_Required task_
Scan the following material for the string "title" and copy each line in which it appears.

## START Data to process

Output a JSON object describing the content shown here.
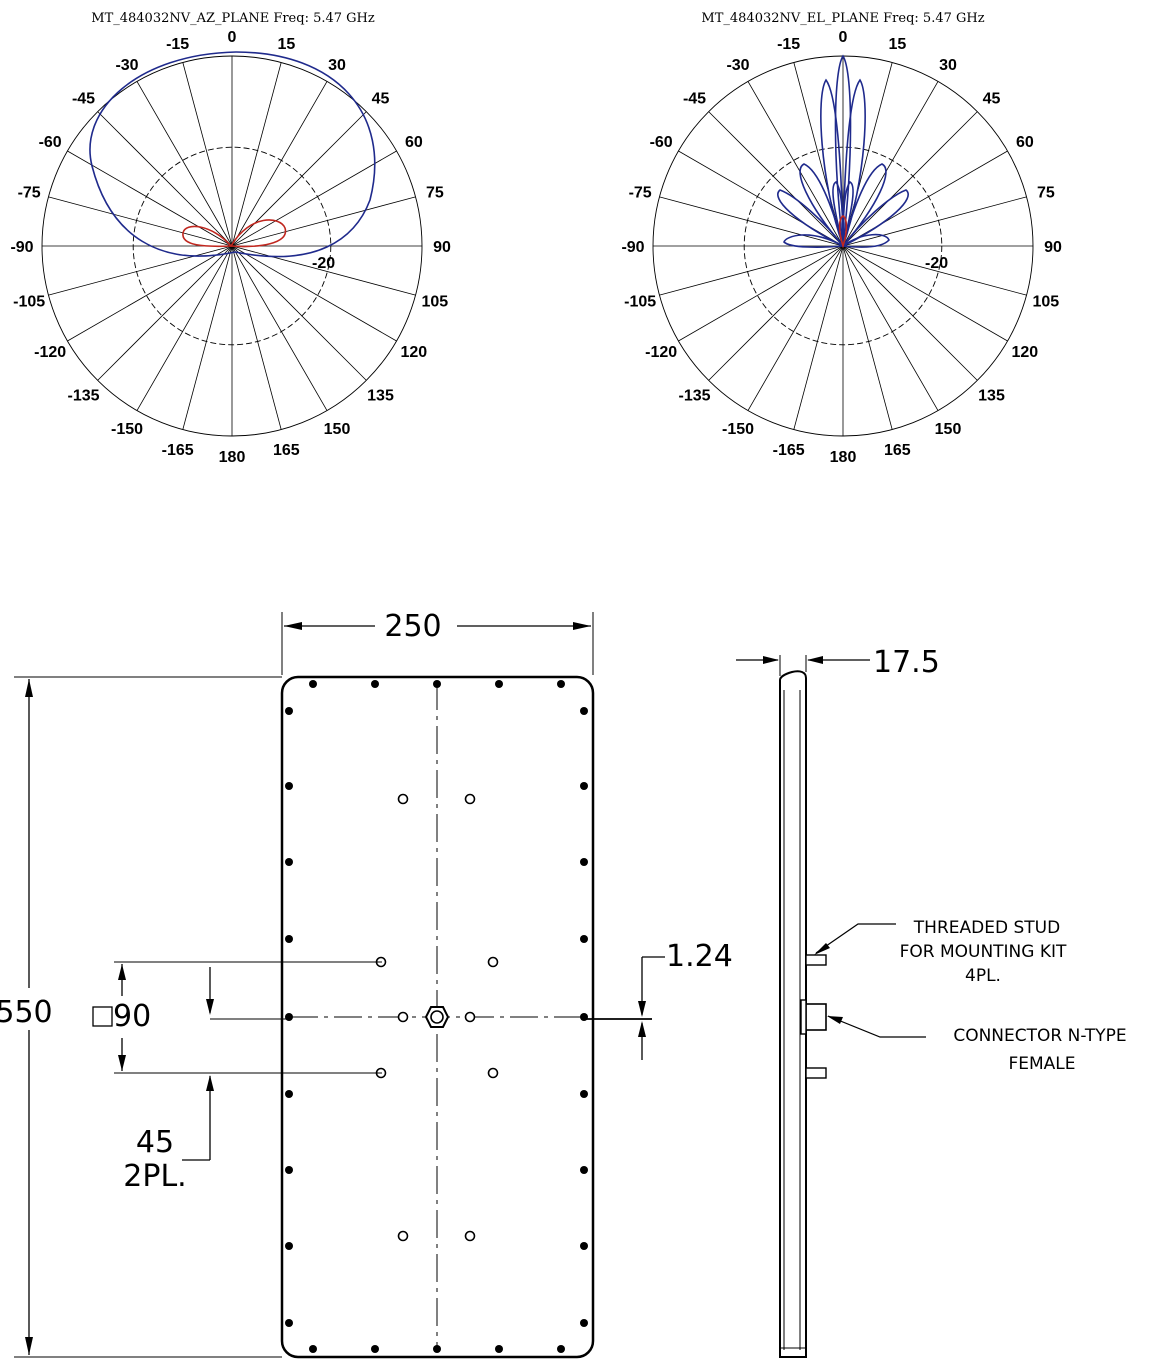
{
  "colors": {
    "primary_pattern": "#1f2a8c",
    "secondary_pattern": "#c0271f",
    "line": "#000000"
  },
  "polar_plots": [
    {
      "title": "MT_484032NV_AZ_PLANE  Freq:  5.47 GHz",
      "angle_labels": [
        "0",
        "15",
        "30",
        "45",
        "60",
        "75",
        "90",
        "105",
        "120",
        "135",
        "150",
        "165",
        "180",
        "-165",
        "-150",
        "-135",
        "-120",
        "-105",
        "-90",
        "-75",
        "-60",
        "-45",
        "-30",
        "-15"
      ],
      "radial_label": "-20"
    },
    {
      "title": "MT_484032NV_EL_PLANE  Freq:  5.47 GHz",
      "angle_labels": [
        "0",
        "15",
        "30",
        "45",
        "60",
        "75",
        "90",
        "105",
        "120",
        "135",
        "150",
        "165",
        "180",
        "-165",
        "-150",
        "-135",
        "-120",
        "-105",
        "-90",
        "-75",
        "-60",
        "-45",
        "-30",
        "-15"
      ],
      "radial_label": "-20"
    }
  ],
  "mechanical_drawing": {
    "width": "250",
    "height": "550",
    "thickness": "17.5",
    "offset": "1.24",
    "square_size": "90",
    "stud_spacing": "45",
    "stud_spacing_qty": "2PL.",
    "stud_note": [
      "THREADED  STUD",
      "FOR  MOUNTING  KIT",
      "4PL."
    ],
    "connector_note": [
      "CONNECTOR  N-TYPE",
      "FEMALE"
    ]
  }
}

## END Data to process

_Task response_
      "title": "MT_484032NV_AZ_PLANE  Freq:  5.47 GHz",
      "title": "MT_484032NV_EL_PLANE  Freq:  5.47 GHz",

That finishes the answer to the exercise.